Data entries:
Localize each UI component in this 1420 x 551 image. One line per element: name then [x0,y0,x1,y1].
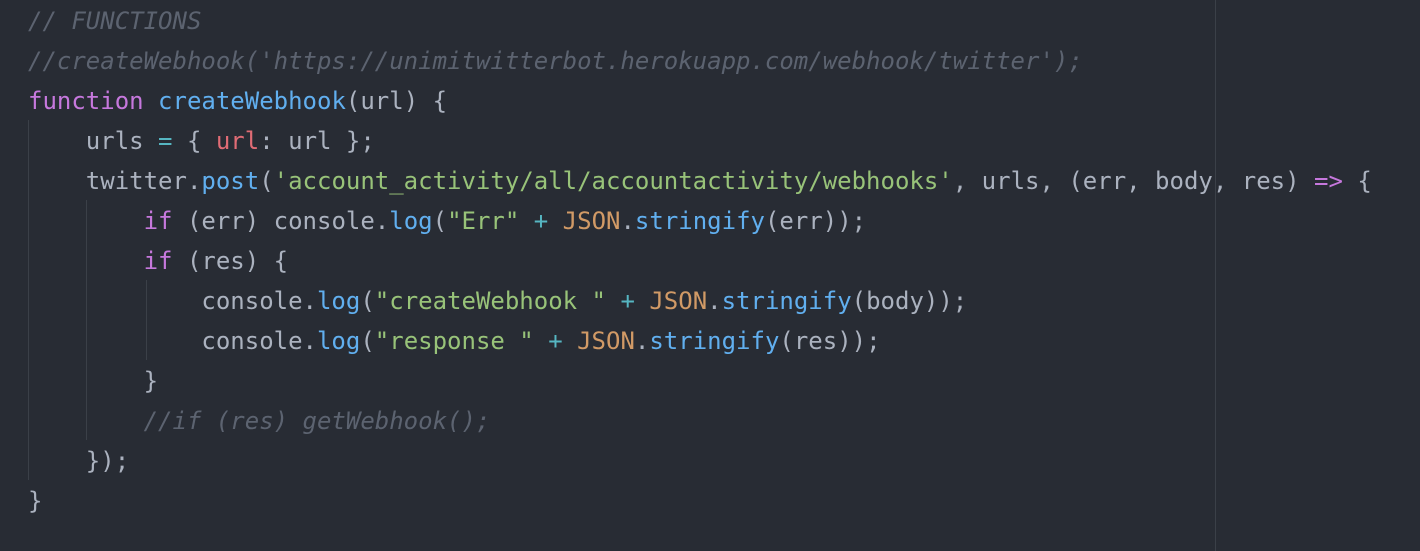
code-line-5[interactable]: twitter.post('account_activity/all/accou… [28,161,1372,201]
code-token: "createWebhook " [374,287,606,315]
code-token: } [28,487,43,515]
code-token: console. [28,287,317,315]
code-token: if [143,207,173,235]
code-token: JSON [577,327,635,355]
code-token: => [1314,167,1343,195]
code-token: + [533,207,549,235]
code-token: (err) console. [172,207,390,235]
code-token: 'account_activity/all/accountactivity/we… [273,167,953,195]
code-editor[interactable]: // FUNCTIONS //createWebhook('https://uni… [0,0,1420,551]
code-token: } [28,367,159,395]
code-token: : url }; [259,127,375,155]
code-token: "Err" [447,207,520,235]
code-token: stringify [649,327,780,355]
code-token: url [215,127,260,155]
code-line-12[interactable]: }); [28,441,129,481]
code-token: twitter. [28,167,202,195]
code-token: createWebhook [158,87,346,115]
code-token: // FUNCTIONS [28,7,202,35]
code-line-1[interactable]: // FUNCTIONS [28,1,201,41]
code-token: log [316,287,361,315]
code-token: { [172,127,216,155]
code-token: JSON [562,207,621,235]
code-token: (err)); [764,207,867,235]
code-token: = [158,127,173,155]
code-token: function [28,87,144,115]
code-token: stringify [721,287,852,315]
code-token: JSON [649,287,708,315]
code-token: (url) { [345,87,448,115]
code-line-10[interactable]: } [28,361,158,401]
code-token: { [1342,167,1372,195]
code-line-8[interactable]: console.log("createWebhook " + JSON.stri… [28,281,967,321]
code-token: (res) { [172,247,289,275]
code-token: ( [432,207,448,235]
code-line-7[interactable]: if (res) { [28,241,289,281]
wrap-guide [1215,0,1216,551]
code-token: }); [28,447,130,475]
code-token: "response " [374,327,534,355]
code-line-6[interactable]: if (err) console.log("Err" + JSON.string… [28,201,867,241]
code-line-2[interactable]: //createWebhook('https://unimitwitterbot… [28,41,1083,81]
code-token: + [620,287,635,315]
code-token: ( [360,327,375,355]
code-token: . [620,207,635,235]
code-token: ( [259,167,274,195]
code-token: . [707,287,722,315]
code-line-13[interactable]: } [28,481,42,521]
code-token: console. [28,327,317,355]
code-token: //createWebhook('https://unimitwitterbot… [28,47,1083,75]
code-token: log [316,327,361,355]
code-token: (body)); [851,287,968,315]
code-token: if [143,247,173,275]
code-line-11[interactable]: //if (res) getWebhook(); [28,401,491,441]
code-token: , urls, (err, body, res) [952,167,1314,195]
code-token: + [548,327,563,355]
code-token: log [389,207,433,235]
code-token: (res)); [779,327,881,355]
code-token: stringify [634,207,765,235]
code-token: . [634,327,650,355]
code-token: post [201,167,260,195]
code-token: urls [28,127,159,155]
code-line-9[interactable]: console.log("response " + JSON.stringify… [28,321,881,361]
code-token: ( [360,287,375,315]
code-line-4[interactable]: urls = { url: url }; [28,121,375,161]
code-token: //if (res) getWebhook(); [143,407,491,435]
code-line-3[interactable]: function createWebhook(url) { [28,81,447,121]
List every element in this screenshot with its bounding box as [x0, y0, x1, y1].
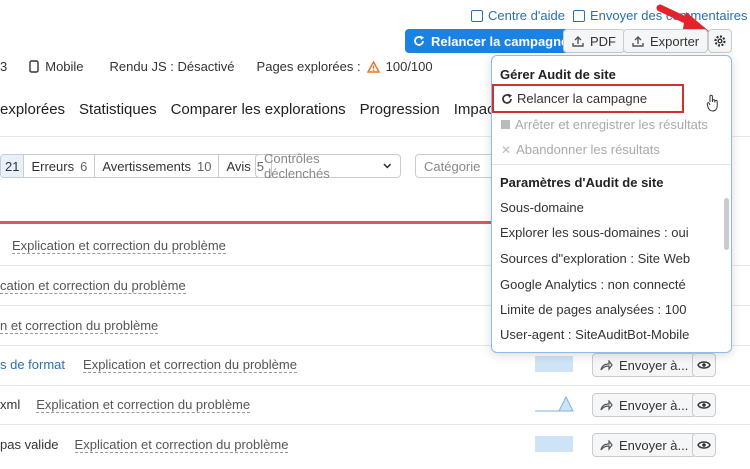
- filter-warnings[interactable]: Avertissements 10: [95, 155, 220, 177]
- eye-icon: [697, 361, 711, 369]
- category-dropdown[interactable]: Catégorie: [415, 154, 495, 178]
- menu-relaunch-campaign[interactable]: Relancer la campagne: [501, 91, 647, 106]
- close-icon: ✕: [501, 142, 512, 157]
- view-button[interactable]: [692, 393, 716, 417]
- explanation-link[interactable]: Explication et correction du problème: [36, 397, 251, 413]
- menu-scrollbar[interactable]: [724, 198, 729, 250]
- upload-icon: [632, 36, 644, 47]
- info-row: 3 Mobile Rendu JS : Désactivé Pages expl…: [0, 59, 433, 74]
- chevron-down-icon: [383, 163, 392, 169]
- eye-icon: [697, 401, 711, 409]
- report-tabs: explorées Statistiques Comparer les expl…: [0, 101, 520, 118]
- export-button[interactable]: Exporter: [623, 29, 709, 53]
- list-item: xml Explication et correction du problèm…: [0, 397, 251, 413]
- list-item: n et correction du problème: [0, 318, 159, 334]
- comment-icon: [573, 9, 585, 22]
- audit-settings-heading: Paramètres d'Audit de site: [500, 175, 664, 190]
- hand-cursor-icon: [706, 94, 718, 112]
- settings-button[interactable]: [708, 29, 732, 53]
- trend-sparkline: [535, 436, 573, 452]
- send-to-button[interactable]: Envoyer à...: [592, 353, 697, 377]
- menu-abandon-results: ✕ Abandonner les résultats: [501, 142, 660, 157]
- send-to-button[interactable]: Envoyer à...: [592, 433, 697, 457]
- relaunch-campaign-button[interactable]: Relancer la campagne: [405, 29, 577, 53]
- refresh-icon: [502, 93, 512, 104]
- issue-title[interactable]: pas valide: [0, 437, 59, 453]
- errors-section-line: [0, 221, 492, 224]
- trend-sparkline: [535, 395, 574, 412]
- menu-divider: [492, 164, 731, 165]
- view-button[interactable]: [692, 433, 716, 457]
- explanation-link[interactable]: n et correction du problème: [0, 318, 159, 334]
- stop-icon: [501, 120, 510, 129]
- explanation-link[interactable]: Explication et correction du problème: [83, 357, 297, 373]
- filter-all[interactable]: 21: [1, 155, 25, 177]
- share-arrow-icon: [600, 359, 613, 371]
- issue-title[interactable]: s de format: [0, 357, 65, 373]
- mobile-icon: [29, 60, 39, 73]
- filter-errors[interactable]: Erreurs 6: [24, 155, 96, 177]
- view-button[interactable]: [692, 353, 716, 377]
- explanation-link[interactable]: cation et correction du problème: [0, 278, 186, 294]
- divider: [0, 424, 750, 425]
- help-center-link[interactable]: Centre d'aide: [471, 8, 565, 23]
- divider: [0, 385, 750, 386]
- menu-setting-subdomain[interactable]: Sous-domaine: [500, 200, 584, 215]
- issue-title[interactable]: xml: [0, 397, 20, 413]
- list-item: Explication et correction du problème: [12, 238, 226, 254]
- menu-setting-user-agent[interactable]: User-agent : SiteAuditBot-Mobile: [500, 327, 689, 342]
- tab-progression[interactable]: Progression: [360, 101, 440, 118]
- gear-icon: [714, 35, 726, 47]
- pdf-button[interactable]: PDF: [563, 29, 625, 53]
- refresh-icon: [414, 35, 424, 46]
- menu-stop-save: Arrêter et enregistrer les résultats: [501, 117, 708, 132]
- warning-icon: [366, 60, 380, 73]
- menu-setting-crawl-subdomains[interactable]: Explorer les sous-domaines : oui: [500, 225, 689, 240]
- checks-dropdown[interactable]: Contrôles déclenchés: [255, 151, 401, 181]
- menu-setting-google-analytics[interactable]: Google Analytics : non connecté: [500, 277, 686, 292]
- explanation-link[interactable]: Explication et correction du problème: [74, 437, 289, 453]
- explanation-link[interactable]: Explication et correction du problème: [12, 238, 226, 254]
- send-to-button[interactable]: Envoyer à...: [592, 393, 697, 417]
- help-book-icon: [471, 9, 483, 22]
- manage-audit-heading: Gérer Audit de site: [500, 67, 616, 82]
- severity-filter: 21 Erreurs 6 Avertissements 10 Avis 5: [0, 154, 272, 178]
- eye-icon: [697, 441, 711, 449]
- menu-setting-page-limit[interactable]: Limite de pages analysées : 100: [500, 302, 686, 317]
- trend-sparkline: [535, 356, 573, 372]
- tab-statistics[interactable]: Statistiques: [79, 101, 157, 118]
- share-arrow-icon: [600, 399, 613, 411]
- list-item: s de format Explication et correction du…: [0, 357, 297, 373]
- list-item: cation et correction du problème: [0, 278, 186, 294]
- upload-icon: [572, 36, 584, 47]
- tab-compare[interactable]: Comparer les explorations: [171, 101, 346, 118]
- settings-menu: Gérer Audit de site Relancer la campagne…: [491, 55, 732, 353]
- share-arrow-icon: [600, 439, 613, 451]
- tab-explored[interactable]: explorées: [0, 101, 65, 118]
- list-item: pas valide Explication et correction du …: [0, 437, 289, 453]
- menu-setting-crawl-sources[interactable]: Sources d"exploration : Site Web: [500, 251, 690, 266]
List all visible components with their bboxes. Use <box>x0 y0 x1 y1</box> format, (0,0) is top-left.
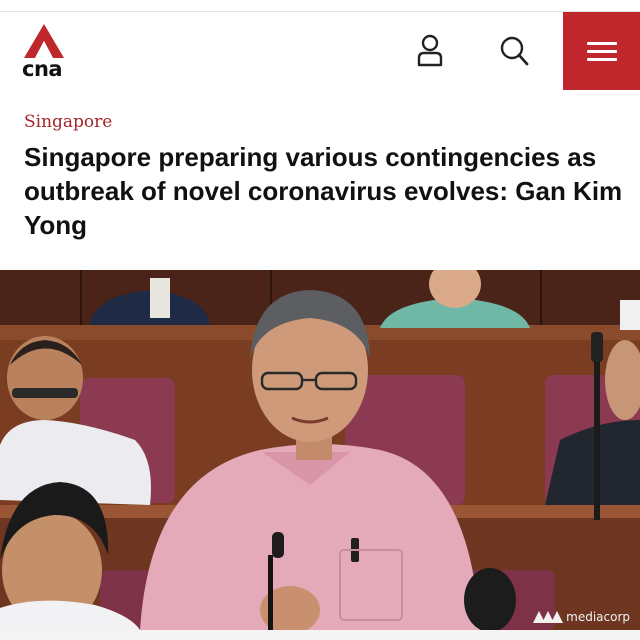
menu-icon-bar <box>587 58 617 61</box>
photo-illustration <box>0 270 640 630</box>
bottom-strip <box>0 630 640 640</box>
article-photo: mediacorp <box>0 270 640 630</box>
menu-button[interactable] <box>563 12 640 90</box>
menu-icon-bar <box>587 50 617 53</box>
photo-watermark: mediacorp <box>533 610 630 624</box>
menu-icon-bar <box>587 42 617 45</box>
top-rule <box>0 0 640 12</box>
watermark-text: mediacorp <box>566 610 630 624</box>
cna-logo[interactable]: cna <box>22 24 66 80</box>
logo-text: cna <box>22 57 63 81</box>
article-headline: Singapore preparing various contingencie… <box>24 142 623 240</box>
logo-mark-icon <box>24 24 64 58</box>
site-header: cna <box>0 12 640 90</box>
article-header: Singapore Singapore preparing various co… <box>0 90 640 270</box>
account-icon[interactable] <box>414 34 446 68</box>
search-icon[interactable] <box>498 34 530 68</box>
category-link[interactable]: Singapore <box>24 112 112 132</box>
mediacorp-logo-icon <box>533 611 564 623</box>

TASK TO CARRY OUT: Extract, unchanged, every line of the listing from the line containing "- filter-warnings[interactable]: Avertissements" down to the line containing "- stop-icon: [501, 120, 510, 129]", including both of those lines.

RESULT:
- filter-warnings[interactable]: Avertissements 10: [95, 155, 220, 177]
- eye-icon: [697, 361, 711, 369]
- category-dropdown[interactable]: Catégorie: [415, 154, 495, 178]
- menu-relaunch-campaign[interactable]: Relancer la campagne: [501, 91, 647, 106]
- close-icon: ✕: [501, 142, 512, 157]
- view-button[interactable]: [692, 393, 716, 417]
- explanation-link[interactable]: Explication et correction du problème: [36, 397, 251, 413]
- menu-scrollbar[interactable]: [724, 198, 729, 250]
- upload-icon: [632, 36, 644, 47]
- info-row: 3 Mobile Rendu JS : Désactivé Pages expl…: [0, 59, 433, 74]
- chevron-down-icon: [383, 163, 392, 169]
- eye-icon: [697, 401, 711, 409]
- report-tabs: explorées Statistiques Comparer les expl…: [0, 101, 520, 118]
- export-button[interactable]: Exporter: [623, 29, 709, 53]
- list-item: xml Explication et correction du problèm…: [0, 397, 251, 413]
- list-item: n et correction du problème: [0, 318, 159, 334]
- comment-icon: [573, 9, 585, 22]
- audit-settings-heading: Paramètres d'Audit de site: [500, 175, 664, 190]
- hand-cursor-icon: [706, 94, 718, 112]
- settings-button[interactable]: [708, 29, 732, 53]
- trend-sparkline: [535, 436, 573, 452]
- send-to-button[interactable]: Envoyer à...: [592, 353, 697, 377]
- menu-abandon-results: ✕ Abandonner les résultats: [501, 142, 660, 157]
- send-to-button[interactable]: Envoyer à...: [592, 433, 697, 457]
- relaunch-campaign-button[interactable]: Relancer la campagne: [405, 29, 577, 53]
- refresh-icon: [502, 93, 512, 104]
- issue-title[interactable]: pas valide: [0, 437, 59, 453]
- errors-section-line: [0, 221, 492, 224]
- trend-sparkline: [535, 395, 574, 412]
- menu-divider: [492, 164, 731, 165]
- view-button[interactable]: [692, 433, 716, 457]
- explanation-link[interactable]: n et correction du problème: [0, 318, 159, 334]
- stop-icon: [501, 120, 510, 129]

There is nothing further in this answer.